> _Exercise requirements_: Please find all lines in the data that hold the string "Members" and copy them.

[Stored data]
## begin

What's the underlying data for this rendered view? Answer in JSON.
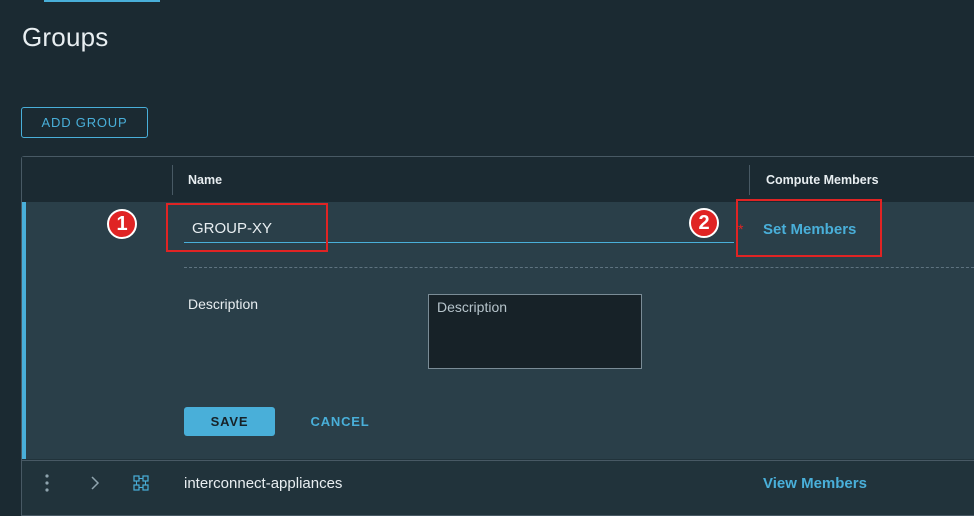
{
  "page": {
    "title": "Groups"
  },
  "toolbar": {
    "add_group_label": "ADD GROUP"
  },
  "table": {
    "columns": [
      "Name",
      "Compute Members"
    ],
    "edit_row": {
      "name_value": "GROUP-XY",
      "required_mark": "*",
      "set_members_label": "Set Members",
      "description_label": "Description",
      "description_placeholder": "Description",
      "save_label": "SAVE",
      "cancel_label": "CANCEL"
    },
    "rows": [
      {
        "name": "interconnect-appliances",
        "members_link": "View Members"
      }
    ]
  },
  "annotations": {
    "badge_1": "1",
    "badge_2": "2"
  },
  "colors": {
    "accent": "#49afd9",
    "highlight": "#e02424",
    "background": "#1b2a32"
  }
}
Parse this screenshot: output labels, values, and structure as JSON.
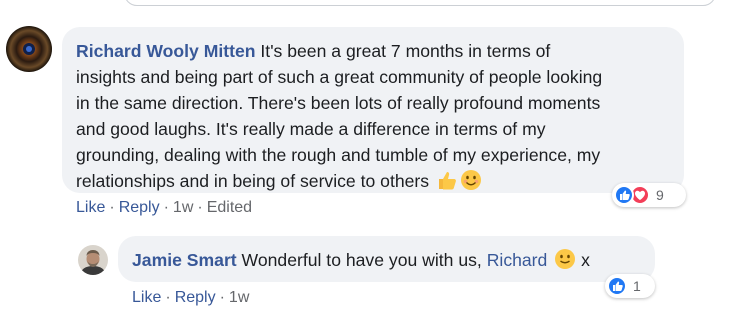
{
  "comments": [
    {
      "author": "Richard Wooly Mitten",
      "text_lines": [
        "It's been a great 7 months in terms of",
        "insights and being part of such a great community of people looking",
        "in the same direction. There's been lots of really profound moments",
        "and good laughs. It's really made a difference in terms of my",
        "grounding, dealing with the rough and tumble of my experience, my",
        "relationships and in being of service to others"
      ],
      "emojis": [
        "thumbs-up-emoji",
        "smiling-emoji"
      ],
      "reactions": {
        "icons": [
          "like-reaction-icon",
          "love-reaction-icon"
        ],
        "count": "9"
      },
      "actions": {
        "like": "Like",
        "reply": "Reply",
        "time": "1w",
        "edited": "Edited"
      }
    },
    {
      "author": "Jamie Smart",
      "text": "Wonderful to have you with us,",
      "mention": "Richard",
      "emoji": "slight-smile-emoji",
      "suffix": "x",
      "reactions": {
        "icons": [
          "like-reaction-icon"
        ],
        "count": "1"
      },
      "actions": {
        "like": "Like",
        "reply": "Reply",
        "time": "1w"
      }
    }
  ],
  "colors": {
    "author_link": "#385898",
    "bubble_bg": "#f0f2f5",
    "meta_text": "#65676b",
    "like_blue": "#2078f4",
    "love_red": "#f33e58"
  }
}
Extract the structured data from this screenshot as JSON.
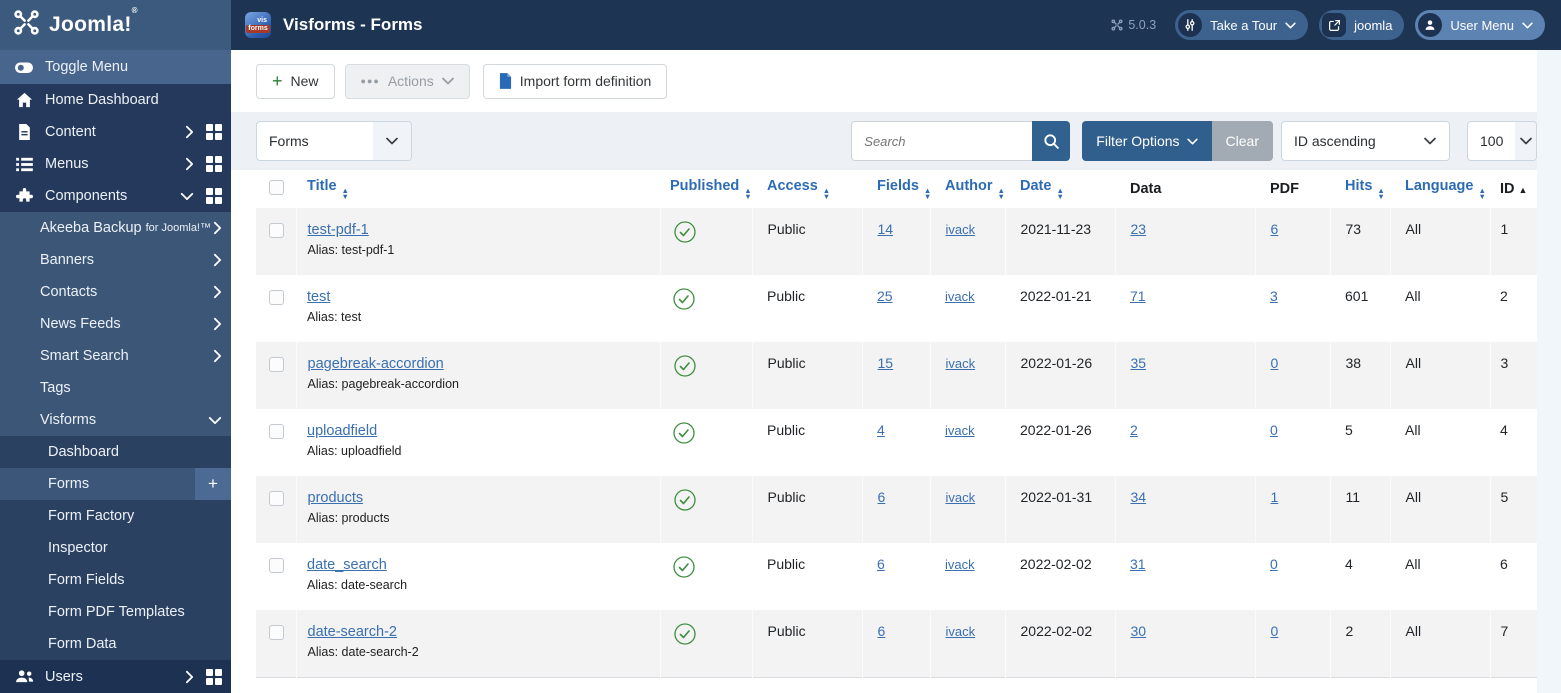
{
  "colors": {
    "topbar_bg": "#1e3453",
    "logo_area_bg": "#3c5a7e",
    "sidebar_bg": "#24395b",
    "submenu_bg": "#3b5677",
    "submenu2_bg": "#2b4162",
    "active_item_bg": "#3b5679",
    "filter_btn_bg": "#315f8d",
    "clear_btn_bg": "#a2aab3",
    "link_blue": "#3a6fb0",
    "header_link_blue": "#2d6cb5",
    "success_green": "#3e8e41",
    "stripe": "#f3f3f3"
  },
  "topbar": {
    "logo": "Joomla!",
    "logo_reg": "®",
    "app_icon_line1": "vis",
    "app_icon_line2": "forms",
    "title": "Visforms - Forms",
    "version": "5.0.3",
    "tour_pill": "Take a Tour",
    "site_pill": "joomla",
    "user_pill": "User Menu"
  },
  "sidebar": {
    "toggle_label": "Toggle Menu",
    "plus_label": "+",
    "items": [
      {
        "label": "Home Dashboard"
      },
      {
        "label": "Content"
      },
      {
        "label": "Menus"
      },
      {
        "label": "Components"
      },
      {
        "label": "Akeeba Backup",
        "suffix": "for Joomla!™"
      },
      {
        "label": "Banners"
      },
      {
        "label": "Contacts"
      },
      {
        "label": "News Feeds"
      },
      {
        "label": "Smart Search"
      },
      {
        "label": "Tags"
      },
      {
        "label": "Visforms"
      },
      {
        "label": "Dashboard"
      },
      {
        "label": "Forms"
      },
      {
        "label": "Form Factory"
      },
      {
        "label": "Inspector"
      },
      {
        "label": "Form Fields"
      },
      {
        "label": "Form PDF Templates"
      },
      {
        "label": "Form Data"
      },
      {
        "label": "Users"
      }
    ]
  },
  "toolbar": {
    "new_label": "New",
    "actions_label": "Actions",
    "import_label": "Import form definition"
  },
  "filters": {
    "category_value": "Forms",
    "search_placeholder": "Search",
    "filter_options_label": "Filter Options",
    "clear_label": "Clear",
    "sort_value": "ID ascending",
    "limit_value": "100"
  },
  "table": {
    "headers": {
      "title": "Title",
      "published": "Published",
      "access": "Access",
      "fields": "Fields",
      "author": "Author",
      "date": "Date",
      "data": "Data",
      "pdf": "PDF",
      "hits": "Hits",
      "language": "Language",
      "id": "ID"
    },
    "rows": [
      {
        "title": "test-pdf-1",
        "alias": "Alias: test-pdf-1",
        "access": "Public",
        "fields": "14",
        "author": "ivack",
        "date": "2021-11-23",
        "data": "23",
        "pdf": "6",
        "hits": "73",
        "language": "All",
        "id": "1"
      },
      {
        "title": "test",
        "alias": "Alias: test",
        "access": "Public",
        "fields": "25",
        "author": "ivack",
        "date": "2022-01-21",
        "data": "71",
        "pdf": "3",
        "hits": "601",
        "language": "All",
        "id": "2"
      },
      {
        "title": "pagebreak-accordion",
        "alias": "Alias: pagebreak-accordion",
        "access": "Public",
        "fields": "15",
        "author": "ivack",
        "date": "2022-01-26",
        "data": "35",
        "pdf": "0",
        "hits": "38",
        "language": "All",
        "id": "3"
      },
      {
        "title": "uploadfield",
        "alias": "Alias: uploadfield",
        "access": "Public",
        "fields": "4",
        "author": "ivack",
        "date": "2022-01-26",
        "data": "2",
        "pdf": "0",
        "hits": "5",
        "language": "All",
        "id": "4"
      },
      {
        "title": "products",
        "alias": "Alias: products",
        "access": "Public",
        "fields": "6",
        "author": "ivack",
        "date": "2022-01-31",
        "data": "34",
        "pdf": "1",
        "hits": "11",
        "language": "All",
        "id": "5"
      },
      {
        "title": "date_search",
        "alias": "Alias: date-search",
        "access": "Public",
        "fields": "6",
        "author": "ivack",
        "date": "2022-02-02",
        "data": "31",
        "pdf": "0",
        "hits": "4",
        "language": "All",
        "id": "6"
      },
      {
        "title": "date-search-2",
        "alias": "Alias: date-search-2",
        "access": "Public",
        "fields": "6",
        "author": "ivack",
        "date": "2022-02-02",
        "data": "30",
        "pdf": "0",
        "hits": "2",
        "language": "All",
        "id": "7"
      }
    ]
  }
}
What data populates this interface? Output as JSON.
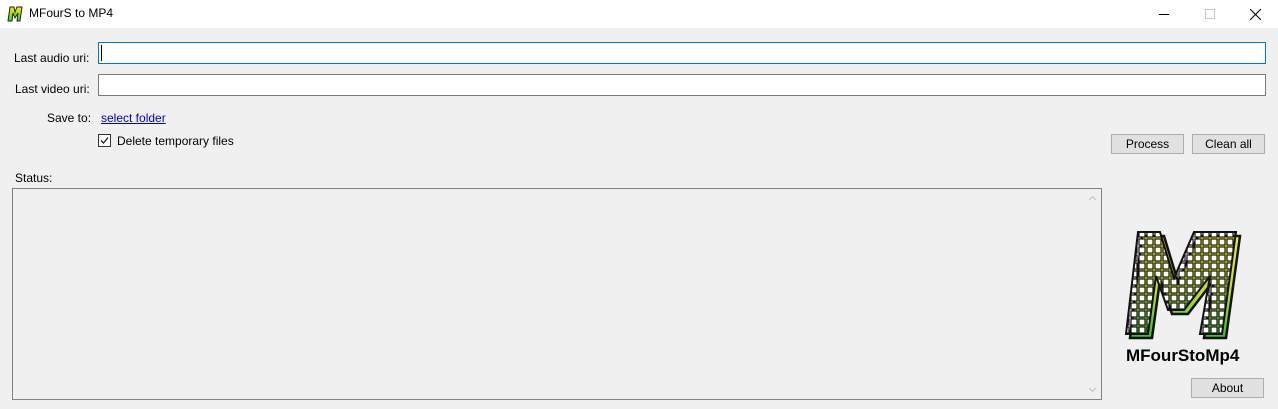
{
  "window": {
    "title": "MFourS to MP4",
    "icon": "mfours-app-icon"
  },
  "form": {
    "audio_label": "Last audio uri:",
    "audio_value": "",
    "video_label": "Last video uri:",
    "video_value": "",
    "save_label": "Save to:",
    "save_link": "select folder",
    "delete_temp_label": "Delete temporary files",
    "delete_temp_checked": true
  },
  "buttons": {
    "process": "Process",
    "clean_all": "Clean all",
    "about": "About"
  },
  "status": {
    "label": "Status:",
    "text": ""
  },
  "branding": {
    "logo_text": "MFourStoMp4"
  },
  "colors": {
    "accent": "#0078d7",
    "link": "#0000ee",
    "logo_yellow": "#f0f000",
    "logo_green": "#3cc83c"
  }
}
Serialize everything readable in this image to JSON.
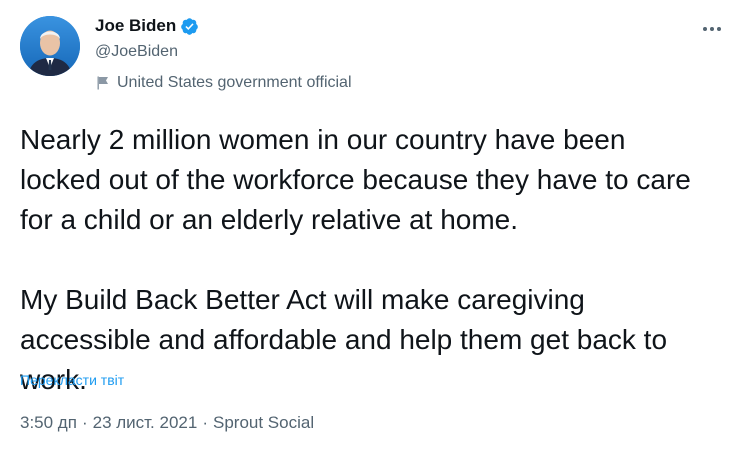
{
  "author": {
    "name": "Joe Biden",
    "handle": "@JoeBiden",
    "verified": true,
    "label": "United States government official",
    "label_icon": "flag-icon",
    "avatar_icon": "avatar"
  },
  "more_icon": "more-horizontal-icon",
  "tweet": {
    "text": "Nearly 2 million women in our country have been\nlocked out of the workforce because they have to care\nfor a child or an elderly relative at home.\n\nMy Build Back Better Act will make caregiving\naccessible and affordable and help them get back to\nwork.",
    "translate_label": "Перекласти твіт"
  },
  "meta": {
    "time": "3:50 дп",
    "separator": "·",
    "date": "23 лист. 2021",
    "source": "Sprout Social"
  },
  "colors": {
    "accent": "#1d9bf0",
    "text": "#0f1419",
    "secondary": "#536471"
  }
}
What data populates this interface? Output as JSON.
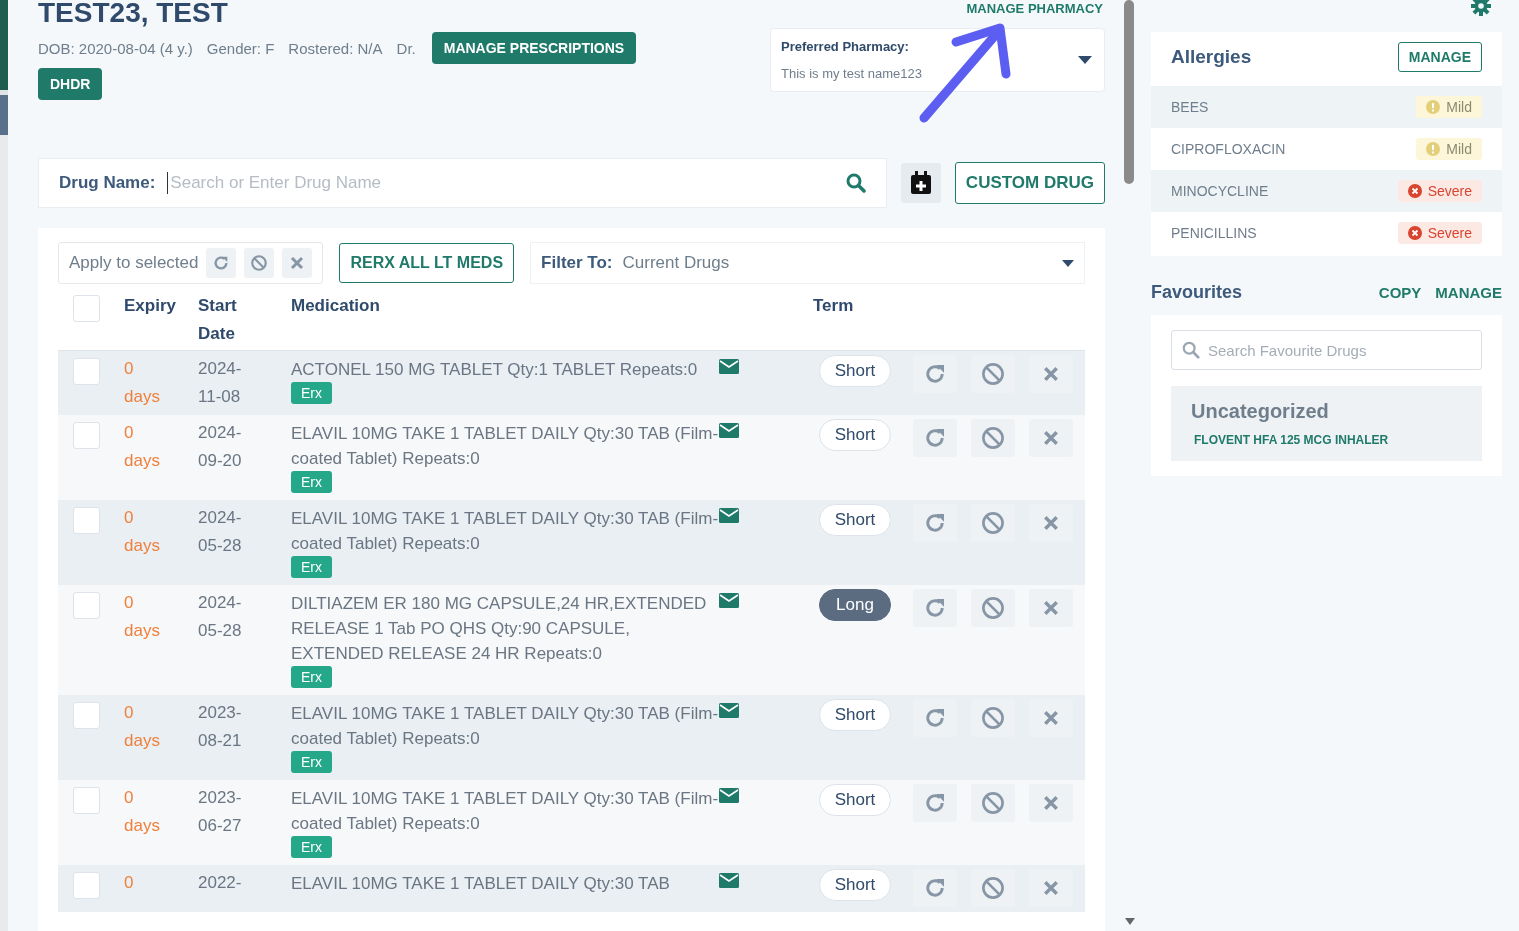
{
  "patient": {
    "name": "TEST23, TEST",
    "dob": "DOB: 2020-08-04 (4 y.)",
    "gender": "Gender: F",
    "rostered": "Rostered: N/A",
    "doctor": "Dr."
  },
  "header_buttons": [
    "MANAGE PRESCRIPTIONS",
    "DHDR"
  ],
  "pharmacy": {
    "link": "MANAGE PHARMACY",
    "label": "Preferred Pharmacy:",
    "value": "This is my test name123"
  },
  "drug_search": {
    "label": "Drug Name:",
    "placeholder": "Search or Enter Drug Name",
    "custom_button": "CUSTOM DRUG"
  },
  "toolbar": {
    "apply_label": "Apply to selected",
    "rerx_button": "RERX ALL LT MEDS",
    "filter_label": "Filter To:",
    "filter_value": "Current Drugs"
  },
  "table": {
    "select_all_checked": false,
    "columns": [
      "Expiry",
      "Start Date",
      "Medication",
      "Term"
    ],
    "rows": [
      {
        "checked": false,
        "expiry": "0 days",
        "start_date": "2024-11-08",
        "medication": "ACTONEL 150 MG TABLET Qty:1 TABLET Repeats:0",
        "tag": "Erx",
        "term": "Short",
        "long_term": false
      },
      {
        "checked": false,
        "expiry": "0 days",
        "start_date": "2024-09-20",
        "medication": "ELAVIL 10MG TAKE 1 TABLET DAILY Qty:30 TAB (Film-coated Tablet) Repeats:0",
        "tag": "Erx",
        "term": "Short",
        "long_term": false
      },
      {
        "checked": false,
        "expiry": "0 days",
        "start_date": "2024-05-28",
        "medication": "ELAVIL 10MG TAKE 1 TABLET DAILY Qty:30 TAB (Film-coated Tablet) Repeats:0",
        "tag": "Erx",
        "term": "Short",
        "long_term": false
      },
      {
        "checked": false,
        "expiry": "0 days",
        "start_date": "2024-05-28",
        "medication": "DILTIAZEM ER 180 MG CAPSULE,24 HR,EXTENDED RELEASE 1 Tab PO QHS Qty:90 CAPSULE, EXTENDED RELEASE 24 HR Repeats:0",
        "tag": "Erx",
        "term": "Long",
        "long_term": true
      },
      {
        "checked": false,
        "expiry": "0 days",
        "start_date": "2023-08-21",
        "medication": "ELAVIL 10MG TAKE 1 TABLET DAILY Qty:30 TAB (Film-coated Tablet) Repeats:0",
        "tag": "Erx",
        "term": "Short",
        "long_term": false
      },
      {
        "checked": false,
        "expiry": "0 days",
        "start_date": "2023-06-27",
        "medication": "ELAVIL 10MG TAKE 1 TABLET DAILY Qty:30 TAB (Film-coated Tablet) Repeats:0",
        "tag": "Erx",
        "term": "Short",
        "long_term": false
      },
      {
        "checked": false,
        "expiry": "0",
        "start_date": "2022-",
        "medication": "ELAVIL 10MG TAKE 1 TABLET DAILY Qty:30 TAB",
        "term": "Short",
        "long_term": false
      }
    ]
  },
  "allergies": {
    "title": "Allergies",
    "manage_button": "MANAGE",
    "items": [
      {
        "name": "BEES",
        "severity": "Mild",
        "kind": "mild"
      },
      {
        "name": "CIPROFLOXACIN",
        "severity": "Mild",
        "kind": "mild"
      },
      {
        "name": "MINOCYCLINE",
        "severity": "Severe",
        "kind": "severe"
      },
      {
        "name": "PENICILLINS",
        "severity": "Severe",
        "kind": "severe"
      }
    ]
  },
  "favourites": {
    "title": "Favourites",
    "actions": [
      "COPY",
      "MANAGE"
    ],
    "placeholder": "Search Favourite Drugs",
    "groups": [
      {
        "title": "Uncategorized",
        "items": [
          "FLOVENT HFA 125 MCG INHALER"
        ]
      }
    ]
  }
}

## end

> _Task solution_:
      "Compute Members"
      "set_members_label": "Set Members",
        "members_link": "View Members"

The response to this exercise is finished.